▶ _Selected text_:
[RFC] ARM vGIC-ITS tables serialization when running protected VMs

Sun Apr 27 09:37:08 PDT 2025

On Tue, 15 Apr 2025 10:44:39 +0100,
David Woodhouse <dwmw2 at infradead.org> wrote:
> 
> [1  <text/plain; UTF-8 (quoted-printable)>]
> On Tue, 2025-04-15 at 09:35 +0100, Marc Zyngier wrote:
> > On Mon, 14 Apr 2025 12:12:43 +0100,
> > Ilias Stamatis <ilstam at amazon.com> wrote:
> > > 
> > > # The problem
> > > 
> > > KVM's ARM Virtual Interrupt Translation Service (ITS) interface supports the
> > > KVM_DEV_ARM_ITS_SAVE_TABLES and KVM_DEV_ARM_ITS_RESTORE_TABLES operations.
> > > These operations save and restore a set of tables (Device Tables, Interrupt
> > > Translation Tables, Collection Table) to and from guest memory.
> > > 
> > > This can be a problem when running a protected VM on top of pKVM or another
> > > lowvisor since the host kernel (running at EL1) cannot access guest memory.
> > > 
> > 
> > pKVM doesn't allow a guest to be saved/restored, full stop.
> 
> Yet. Either it's going to need to learn to support live update, or
> it'll remain a toy solution.

Toy solution to what problem?

> 
> > > # Page declassification and why ITTs are special
> > > 
> > > The Collection and Device tables are page aligned and their sizes must be a
> > > multiple of page size. If the lowvisor knows where these tables live, it is
> > > possible to "declassify" the corresponding pages and configure the MMU such as
> > > that the EL1 host can write to guest memory directly.
> > > 
> > > The ITTs (Interrupt Translation Tables) are different. They are NOT page
> > > aligned, they are 256 byte aligned and their size is variable. That means that
> > > the lowvisor can't declassify pages containing ITTs and configure the MMU
> > > giving the host direct access as above since those pages may contain unrelated
> > > data.
> > 
> > And it is the responsibility of the guest to make these page aligned
> > if it intend to let the hypervisor use them. To sum it up, the ITT
> > isn't special at all.
> 
> The ITT has nothing to do with virtualization, does it? And despite
> this being logically "DMA", I don't believe it's possible to advertise
> it as being behind the SMMU, which would have allowed for access
> control (and would indeed have meant that the guest would be expected
> to grant access to full pages).
> 
> What exactly are you suggesting? That the GIC specification should be
> changed to require page alignment, or to document that in a
> confidential compute setup, the remainder of any page which contains
> ITTs will be implicitly made non-confidential and shared with the
> hypervisor?

The GIC architecture is of course absolutely perfect, and there is
nothing to change there.

I'm suggesting you do what any OS designed to run under a confidential
infrastructure do. Which is to expose page-sized data to the
non-trusted infrastructure. Linux has done that for a while (as part
of both CCA and pKVM enablement), and I don't see why your toy guests
can't do the same. It's not like using a page pool for ITT allocations
is rocket science, is it?

▶ _Given material_:
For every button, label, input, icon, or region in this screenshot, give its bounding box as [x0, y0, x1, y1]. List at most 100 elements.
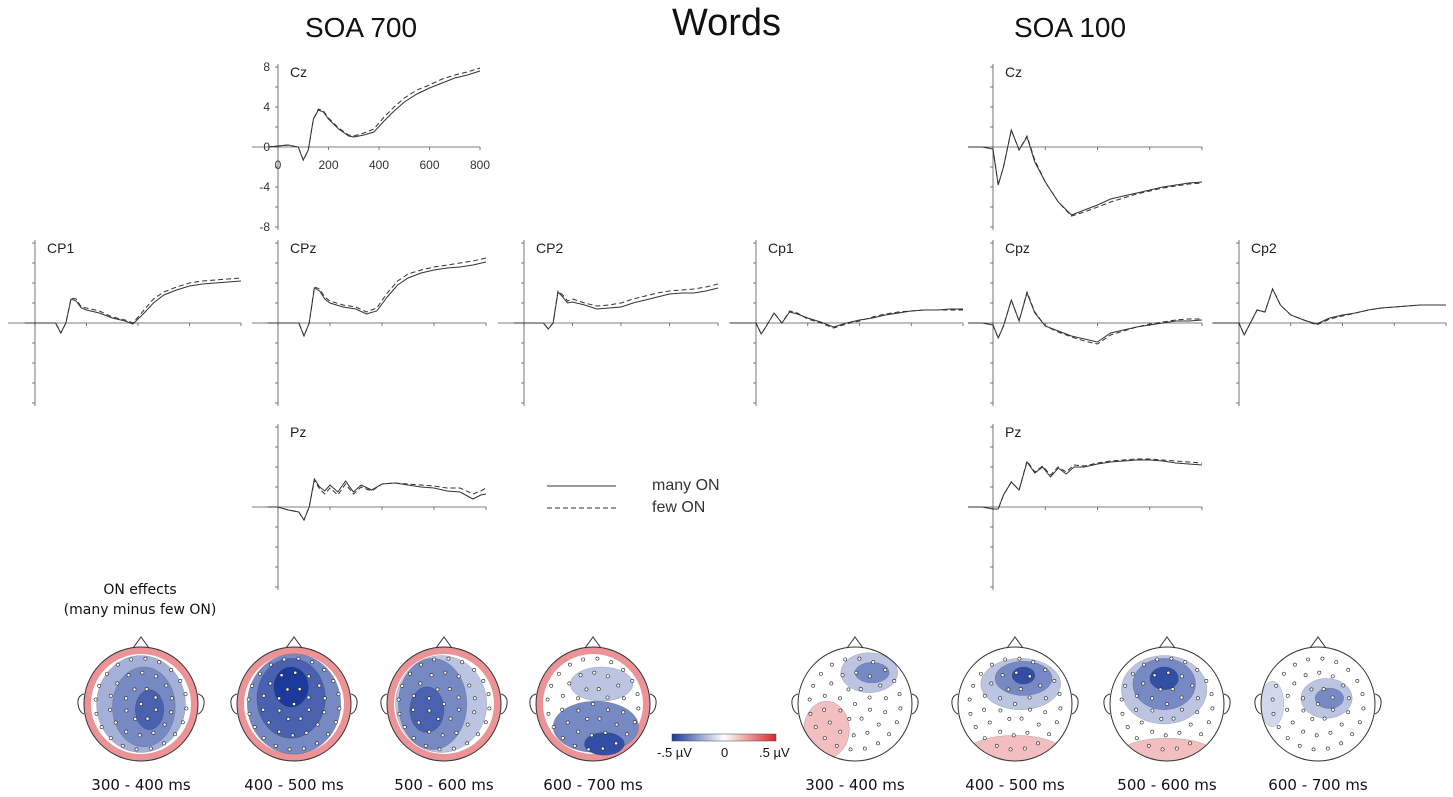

▶ _What you will do_:
Reproduce the part of the vGIC-ITS thread between "Sun Apr 27 09:37:08" and "and KVM_DEV_ARM_ITS_RESTORE_TABLES operations.", inclusive.

▶ _Written solution_:
Sun Apr 27 09:37:08 PDT 2025

On Tue, 15 Apr 2025 10:44:39 +0100,
David Woodhouse <dwmw2 at infradead.org> wrote:
> 
> [1  <text/plain; UTF-8 (quoted-printable)>]
> On Tue, 2025-04-15 at 09:35 +0100, Marc Zyngier wrote:
> > On Mon, 14 Apr 2025 12:12:43 +0100,
> > Ilias Stamatis <ilstam at amazon.com> wrote:
> > > 
> > > # The problem
> > > 
> > > KVM's ARM Virtual Interrupt Translation Service (ITS) interface supports the
> > > KVM_DEV_ARM_ITS_SAVE_TABLES and KVM_DEV_ARM_ITS_RESTORE_TABLES operations.